(Saved entries)
────────

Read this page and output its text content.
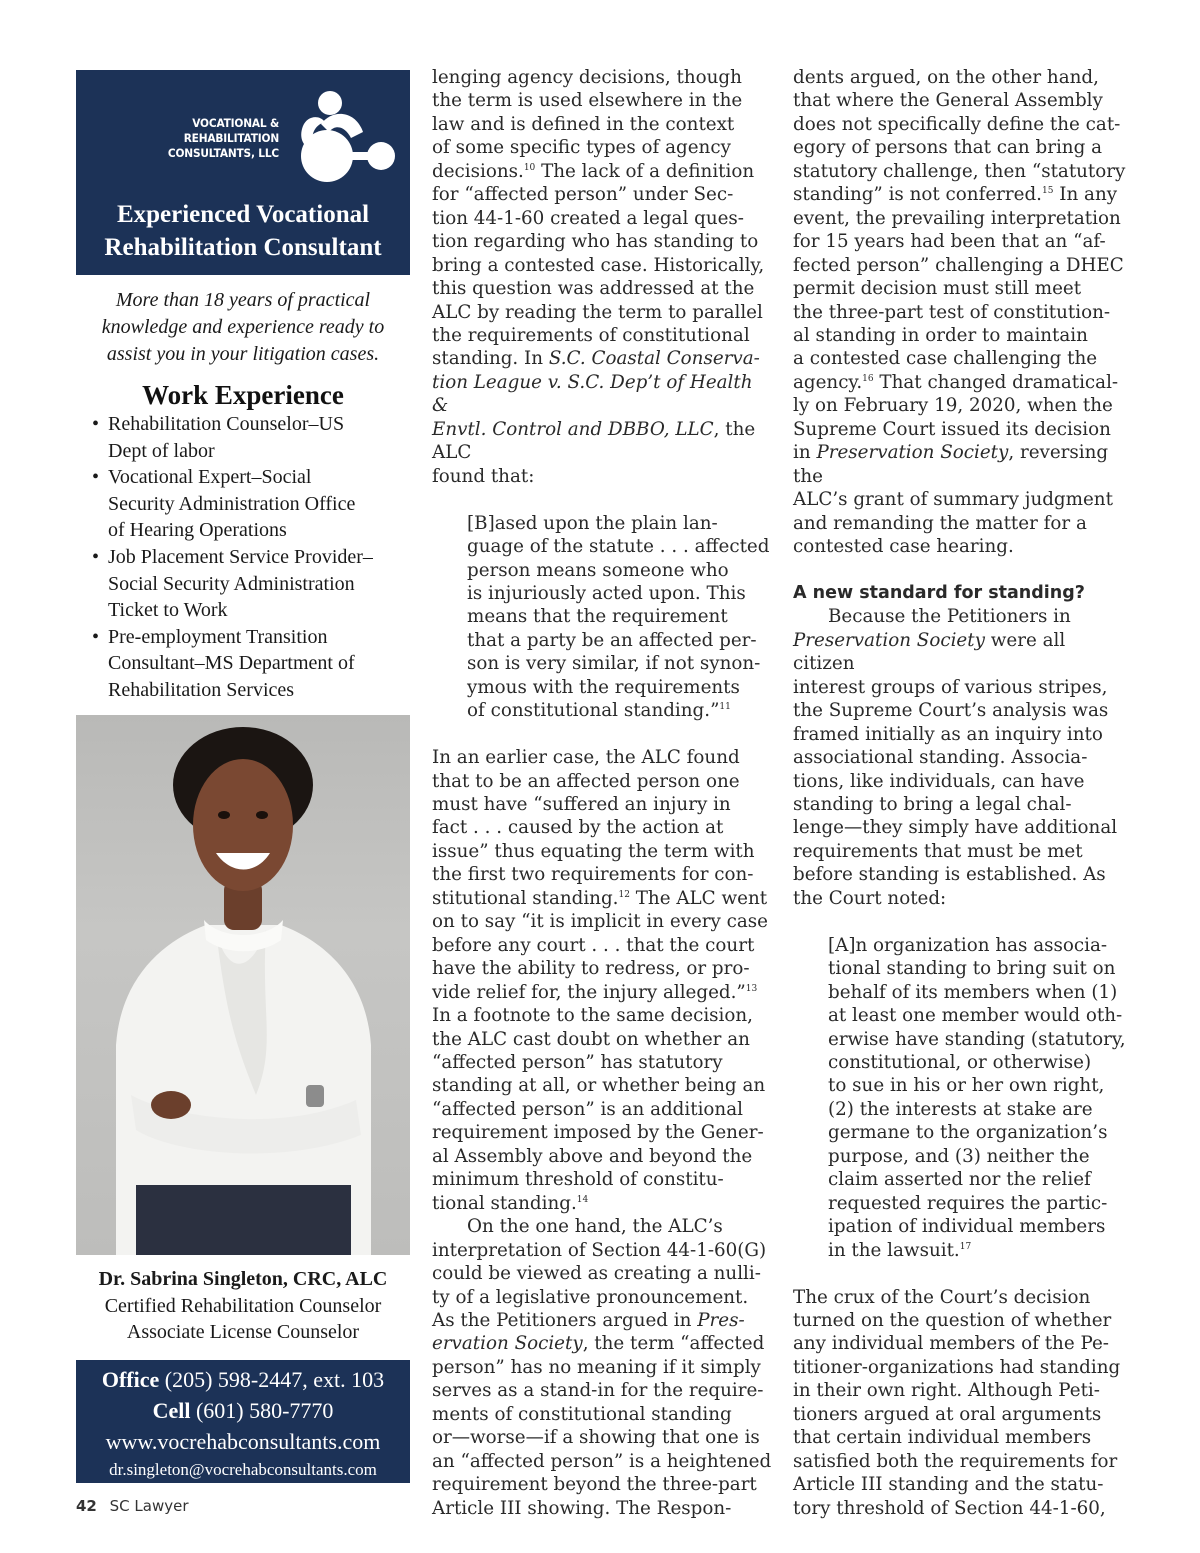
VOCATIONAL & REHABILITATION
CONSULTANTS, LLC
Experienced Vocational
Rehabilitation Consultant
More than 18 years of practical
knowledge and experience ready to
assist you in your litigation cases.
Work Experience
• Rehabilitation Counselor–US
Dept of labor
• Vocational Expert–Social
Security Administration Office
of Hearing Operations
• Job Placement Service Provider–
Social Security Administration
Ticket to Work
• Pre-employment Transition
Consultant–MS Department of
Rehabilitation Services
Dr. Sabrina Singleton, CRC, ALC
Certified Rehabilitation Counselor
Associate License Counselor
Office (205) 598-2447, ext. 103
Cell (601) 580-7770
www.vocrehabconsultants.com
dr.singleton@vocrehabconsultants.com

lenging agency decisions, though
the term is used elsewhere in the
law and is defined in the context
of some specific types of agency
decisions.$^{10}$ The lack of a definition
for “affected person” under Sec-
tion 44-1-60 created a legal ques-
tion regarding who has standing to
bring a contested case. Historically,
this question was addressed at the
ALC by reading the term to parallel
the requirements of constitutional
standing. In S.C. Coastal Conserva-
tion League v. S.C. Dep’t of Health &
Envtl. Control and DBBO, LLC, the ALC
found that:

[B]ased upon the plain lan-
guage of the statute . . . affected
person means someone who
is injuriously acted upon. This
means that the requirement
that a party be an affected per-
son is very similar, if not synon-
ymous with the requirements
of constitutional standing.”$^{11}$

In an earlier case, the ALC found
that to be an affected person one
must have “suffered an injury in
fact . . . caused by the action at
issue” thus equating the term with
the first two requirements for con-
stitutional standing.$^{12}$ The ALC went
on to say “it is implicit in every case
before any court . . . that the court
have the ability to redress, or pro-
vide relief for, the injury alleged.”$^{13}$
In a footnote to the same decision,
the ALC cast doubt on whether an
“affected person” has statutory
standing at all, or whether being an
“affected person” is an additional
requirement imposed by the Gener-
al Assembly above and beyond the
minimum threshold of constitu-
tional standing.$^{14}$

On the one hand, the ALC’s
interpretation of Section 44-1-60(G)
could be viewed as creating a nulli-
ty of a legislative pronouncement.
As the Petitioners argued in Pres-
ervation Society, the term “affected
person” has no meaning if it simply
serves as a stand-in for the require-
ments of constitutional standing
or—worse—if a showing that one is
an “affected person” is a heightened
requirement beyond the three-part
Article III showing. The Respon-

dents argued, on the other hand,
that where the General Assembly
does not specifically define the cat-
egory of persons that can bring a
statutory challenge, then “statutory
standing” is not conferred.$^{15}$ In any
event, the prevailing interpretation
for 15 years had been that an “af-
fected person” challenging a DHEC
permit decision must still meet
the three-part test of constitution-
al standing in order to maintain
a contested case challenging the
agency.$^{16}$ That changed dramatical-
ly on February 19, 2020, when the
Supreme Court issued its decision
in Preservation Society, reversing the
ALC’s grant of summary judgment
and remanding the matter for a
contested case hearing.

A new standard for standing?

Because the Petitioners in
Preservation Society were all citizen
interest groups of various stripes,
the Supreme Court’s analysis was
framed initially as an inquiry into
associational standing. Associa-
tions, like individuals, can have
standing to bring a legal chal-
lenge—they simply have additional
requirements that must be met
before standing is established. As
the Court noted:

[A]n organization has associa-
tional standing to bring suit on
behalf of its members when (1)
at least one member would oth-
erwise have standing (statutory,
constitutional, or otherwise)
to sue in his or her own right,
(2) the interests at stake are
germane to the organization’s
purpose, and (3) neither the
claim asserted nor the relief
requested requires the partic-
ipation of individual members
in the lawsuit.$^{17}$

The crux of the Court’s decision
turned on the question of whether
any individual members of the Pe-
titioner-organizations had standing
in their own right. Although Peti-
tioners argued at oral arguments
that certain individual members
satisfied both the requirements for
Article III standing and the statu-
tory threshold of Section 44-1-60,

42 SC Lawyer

────────

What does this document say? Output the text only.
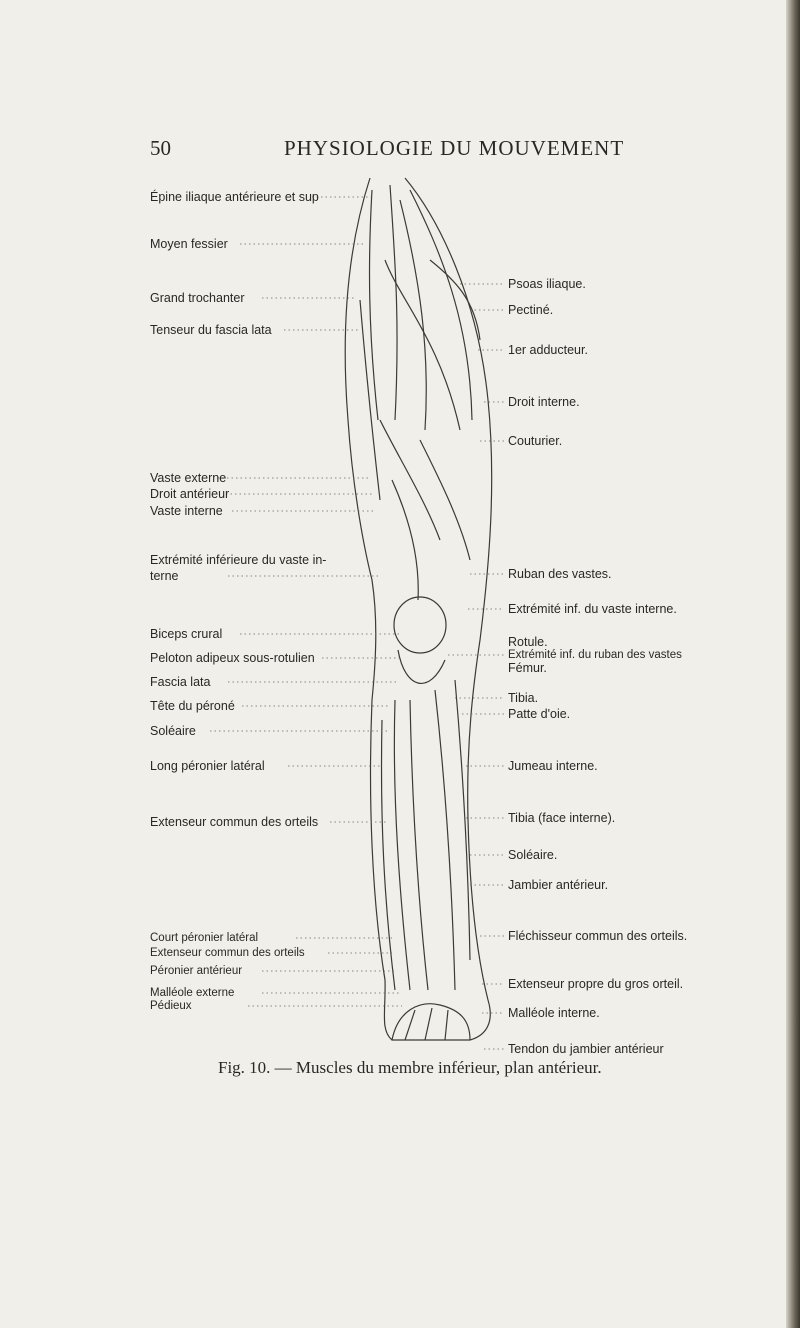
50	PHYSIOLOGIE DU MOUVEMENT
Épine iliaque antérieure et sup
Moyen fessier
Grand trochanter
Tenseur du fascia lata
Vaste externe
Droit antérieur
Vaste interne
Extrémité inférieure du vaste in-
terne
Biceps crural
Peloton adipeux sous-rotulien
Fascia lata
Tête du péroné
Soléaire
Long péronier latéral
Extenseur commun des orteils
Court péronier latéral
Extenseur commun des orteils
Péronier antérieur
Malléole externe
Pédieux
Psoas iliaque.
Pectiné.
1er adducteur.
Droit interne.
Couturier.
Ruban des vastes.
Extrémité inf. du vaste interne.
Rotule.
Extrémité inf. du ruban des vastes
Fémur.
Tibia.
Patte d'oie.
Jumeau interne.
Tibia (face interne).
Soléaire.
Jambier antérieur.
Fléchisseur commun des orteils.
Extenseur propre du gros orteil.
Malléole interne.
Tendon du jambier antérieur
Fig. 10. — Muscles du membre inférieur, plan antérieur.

────────

*DO THIS*. Return each line among the entries that holds the word "three".

*RESULT OF THE EXERCISE*.
requirement beyond the three-part
the three-part test of constitution-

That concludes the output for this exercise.